⟨
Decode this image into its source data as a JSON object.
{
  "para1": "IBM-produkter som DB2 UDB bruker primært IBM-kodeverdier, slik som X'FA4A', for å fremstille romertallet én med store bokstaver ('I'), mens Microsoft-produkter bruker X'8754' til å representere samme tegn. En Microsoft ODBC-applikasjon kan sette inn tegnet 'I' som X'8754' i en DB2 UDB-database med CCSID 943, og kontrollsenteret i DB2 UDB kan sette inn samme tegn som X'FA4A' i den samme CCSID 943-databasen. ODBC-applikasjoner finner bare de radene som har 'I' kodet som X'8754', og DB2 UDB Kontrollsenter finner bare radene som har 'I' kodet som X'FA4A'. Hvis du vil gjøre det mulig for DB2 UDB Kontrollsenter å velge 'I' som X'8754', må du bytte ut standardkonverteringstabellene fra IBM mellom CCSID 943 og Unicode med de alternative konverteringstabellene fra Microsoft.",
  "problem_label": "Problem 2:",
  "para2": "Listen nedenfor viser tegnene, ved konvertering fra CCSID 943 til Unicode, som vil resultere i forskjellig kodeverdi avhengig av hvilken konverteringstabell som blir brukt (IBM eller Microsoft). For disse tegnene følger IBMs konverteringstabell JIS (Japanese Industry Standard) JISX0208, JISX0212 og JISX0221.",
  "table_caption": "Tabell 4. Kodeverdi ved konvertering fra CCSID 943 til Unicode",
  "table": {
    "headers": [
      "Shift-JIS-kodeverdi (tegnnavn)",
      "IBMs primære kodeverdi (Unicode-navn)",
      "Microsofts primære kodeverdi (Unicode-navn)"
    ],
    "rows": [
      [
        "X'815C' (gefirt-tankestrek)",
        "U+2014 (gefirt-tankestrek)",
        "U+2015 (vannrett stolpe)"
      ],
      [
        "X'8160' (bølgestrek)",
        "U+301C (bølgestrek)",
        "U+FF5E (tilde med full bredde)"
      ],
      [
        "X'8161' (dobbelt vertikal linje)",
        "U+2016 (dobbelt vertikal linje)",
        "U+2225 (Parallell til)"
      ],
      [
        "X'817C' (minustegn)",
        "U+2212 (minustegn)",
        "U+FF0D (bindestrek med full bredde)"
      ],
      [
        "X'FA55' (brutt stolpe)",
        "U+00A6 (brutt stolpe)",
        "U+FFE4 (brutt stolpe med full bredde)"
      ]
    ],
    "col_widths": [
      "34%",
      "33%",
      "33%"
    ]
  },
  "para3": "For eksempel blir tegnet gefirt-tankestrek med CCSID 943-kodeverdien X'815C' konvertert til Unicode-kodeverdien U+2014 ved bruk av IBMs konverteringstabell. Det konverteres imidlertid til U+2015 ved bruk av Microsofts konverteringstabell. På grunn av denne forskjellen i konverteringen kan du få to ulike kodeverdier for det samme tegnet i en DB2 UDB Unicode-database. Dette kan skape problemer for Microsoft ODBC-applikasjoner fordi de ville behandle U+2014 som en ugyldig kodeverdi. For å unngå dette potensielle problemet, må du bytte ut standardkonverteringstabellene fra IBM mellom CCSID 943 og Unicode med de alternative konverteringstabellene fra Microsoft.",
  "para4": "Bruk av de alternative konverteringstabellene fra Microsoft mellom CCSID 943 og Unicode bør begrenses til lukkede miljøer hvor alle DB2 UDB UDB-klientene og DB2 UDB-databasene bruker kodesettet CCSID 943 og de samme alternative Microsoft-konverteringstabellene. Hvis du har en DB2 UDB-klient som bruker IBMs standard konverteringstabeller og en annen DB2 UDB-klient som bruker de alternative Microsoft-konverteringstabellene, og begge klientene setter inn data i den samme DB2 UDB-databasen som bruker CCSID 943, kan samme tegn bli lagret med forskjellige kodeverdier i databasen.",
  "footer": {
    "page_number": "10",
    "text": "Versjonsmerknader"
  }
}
⟩
⟨
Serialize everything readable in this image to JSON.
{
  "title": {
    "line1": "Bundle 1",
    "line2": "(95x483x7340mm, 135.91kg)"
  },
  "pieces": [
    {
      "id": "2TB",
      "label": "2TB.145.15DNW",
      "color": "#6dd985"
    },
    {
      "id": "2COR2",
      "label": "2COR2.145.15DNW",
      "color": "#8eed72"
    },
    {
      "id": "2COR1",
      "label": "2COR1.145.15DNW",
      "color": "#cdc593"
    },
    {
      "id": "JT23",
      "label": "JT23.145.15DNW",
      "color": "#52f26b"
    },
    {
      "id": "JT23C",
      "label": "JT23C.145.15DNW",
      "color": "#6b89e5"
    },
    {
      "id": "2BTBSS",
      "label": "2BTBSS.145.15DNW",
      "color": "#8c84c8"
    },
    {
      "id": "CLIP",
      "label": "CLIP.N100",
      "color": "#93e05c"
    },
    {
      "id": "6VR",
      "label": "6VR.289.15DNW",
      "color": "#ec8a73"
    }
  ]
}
⟩
## TO DO
From the entries above, collect every line with the string "image" in it.

## RESPONSE TO THIS TASK
Decode this image into its source data as a JSON object.
Serialize everything readable in this image to JSON.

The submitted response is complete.